Locate all lines with the word "JSON". Copy them.

** Begin MATERIAL **

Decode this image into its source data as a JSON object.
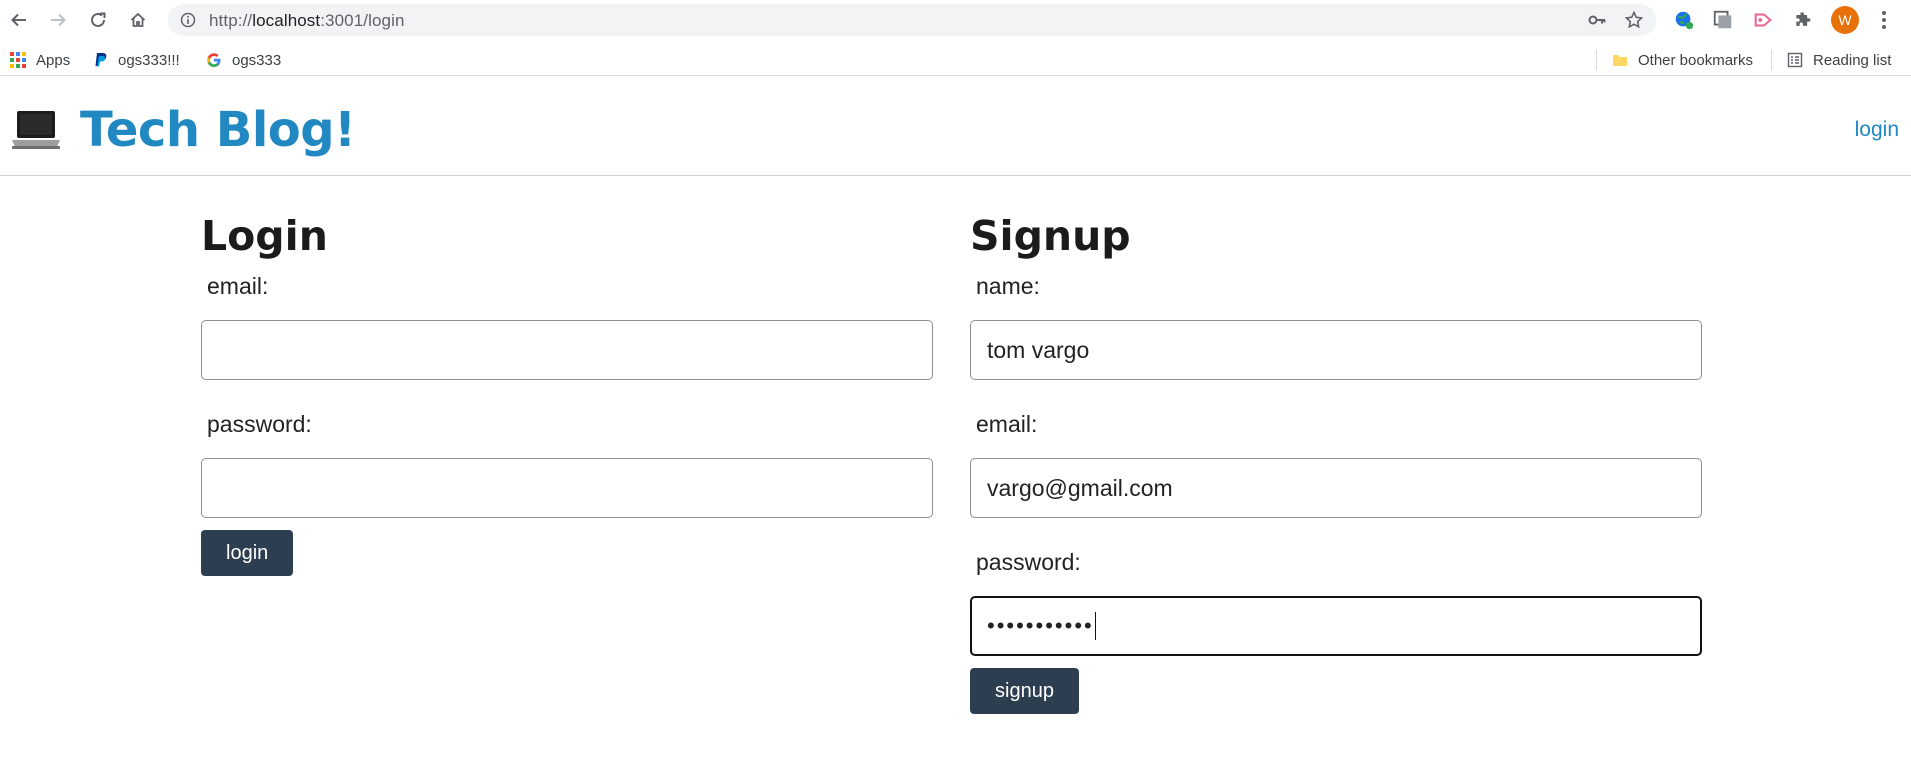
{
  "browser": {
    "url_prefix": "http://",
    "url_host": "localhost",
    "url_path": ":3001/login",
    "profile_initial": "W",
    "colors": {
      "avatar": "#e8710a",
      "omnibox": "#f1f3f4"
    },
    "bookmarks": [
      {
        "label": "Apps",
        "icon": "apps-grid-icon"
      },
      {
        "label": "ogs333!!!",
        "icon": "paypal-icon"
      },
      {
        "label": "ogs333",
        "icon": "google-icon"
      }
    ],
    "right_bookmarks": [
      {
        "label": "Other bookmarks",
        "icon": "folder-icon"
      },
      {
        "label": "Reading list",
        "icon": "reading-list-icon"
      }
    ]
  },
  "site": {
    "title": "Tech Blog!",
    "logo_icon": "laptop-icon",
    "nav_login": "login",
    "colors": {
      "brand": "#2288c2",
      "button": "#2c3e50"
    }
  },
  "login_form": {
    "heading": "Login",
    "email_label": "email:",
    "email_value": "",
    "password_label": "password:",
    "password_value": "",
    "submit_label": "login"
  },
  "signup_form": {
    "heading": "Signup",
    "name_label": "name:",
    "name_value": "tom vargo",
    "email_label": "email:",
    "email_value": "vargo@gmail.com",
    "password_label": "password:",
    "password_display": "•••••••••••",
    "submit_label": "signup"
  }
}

** End MATERIAL **
** Begin MATERIAL **

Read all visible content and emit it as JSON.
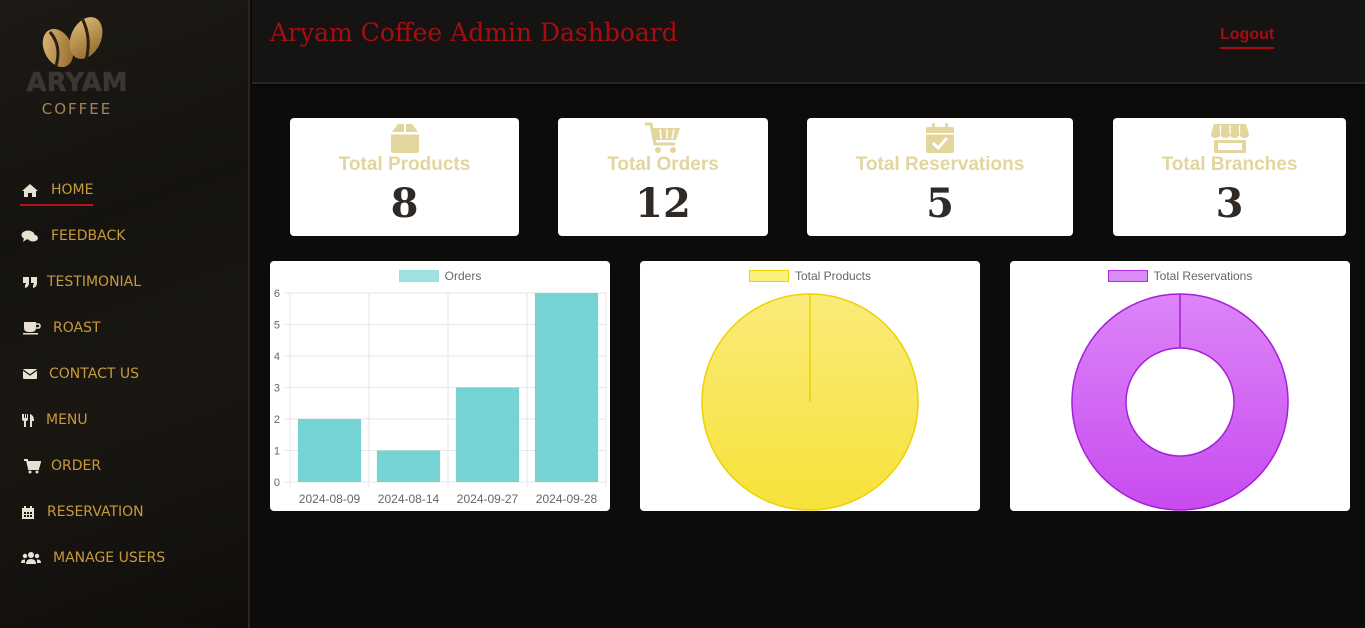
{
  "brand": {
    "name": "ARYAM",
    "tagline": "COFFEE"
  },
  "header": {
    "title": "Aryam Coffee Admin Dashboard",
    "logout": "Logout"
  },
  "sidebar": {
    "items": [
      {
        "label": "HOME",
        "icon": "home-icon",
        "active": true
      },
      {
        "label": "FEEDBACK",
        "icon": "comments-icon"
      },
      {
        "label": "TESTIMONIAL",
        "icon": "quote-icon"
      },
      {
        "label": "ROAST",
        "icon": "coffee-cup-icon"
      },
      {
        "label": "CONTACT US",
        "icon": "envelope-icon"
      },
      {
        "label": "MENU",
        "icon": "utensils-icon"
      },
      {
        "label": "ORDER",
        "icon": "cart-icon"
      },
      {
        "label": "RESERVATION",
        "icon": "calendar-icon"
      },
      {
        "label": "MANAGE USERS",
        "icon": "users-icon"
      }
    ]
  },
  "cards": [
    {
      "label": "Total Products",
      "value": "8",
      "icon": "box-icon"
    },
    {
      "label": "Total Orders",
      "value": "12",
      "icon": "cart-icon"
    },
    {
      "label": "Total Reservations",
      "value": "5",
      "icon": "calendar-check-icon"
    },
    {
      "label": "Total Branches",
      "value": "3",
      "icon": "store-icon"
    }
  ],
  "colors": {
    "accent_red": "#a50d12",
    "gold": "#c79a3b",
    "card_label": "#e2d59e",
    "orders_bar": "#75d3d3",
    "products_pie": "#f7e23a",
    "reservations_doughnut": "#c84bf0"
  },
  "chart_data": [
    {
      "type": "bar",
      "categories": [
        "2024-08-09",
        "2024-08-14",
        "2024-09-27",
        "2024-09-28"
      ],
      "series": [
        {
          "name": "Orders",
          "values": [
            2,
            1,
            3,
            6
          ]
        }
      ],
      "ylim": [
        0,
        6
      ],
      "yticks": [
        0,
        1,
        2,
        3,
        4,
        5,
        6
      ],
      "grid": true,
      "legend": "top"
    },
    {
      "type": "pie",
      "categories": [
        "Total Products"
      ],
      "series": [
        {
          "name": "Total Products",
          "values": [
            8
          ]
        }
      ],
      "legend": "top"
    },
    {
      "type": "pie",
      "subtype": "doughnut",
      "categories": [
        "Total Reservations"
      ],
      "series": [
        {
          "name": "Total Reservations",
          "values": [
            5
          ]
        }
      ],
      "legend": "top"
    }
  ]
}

** End MATERIAL **

**SOLUTION:**
Decode this image into its source data as a JSON object.
Read all visible content and emit it as JSON.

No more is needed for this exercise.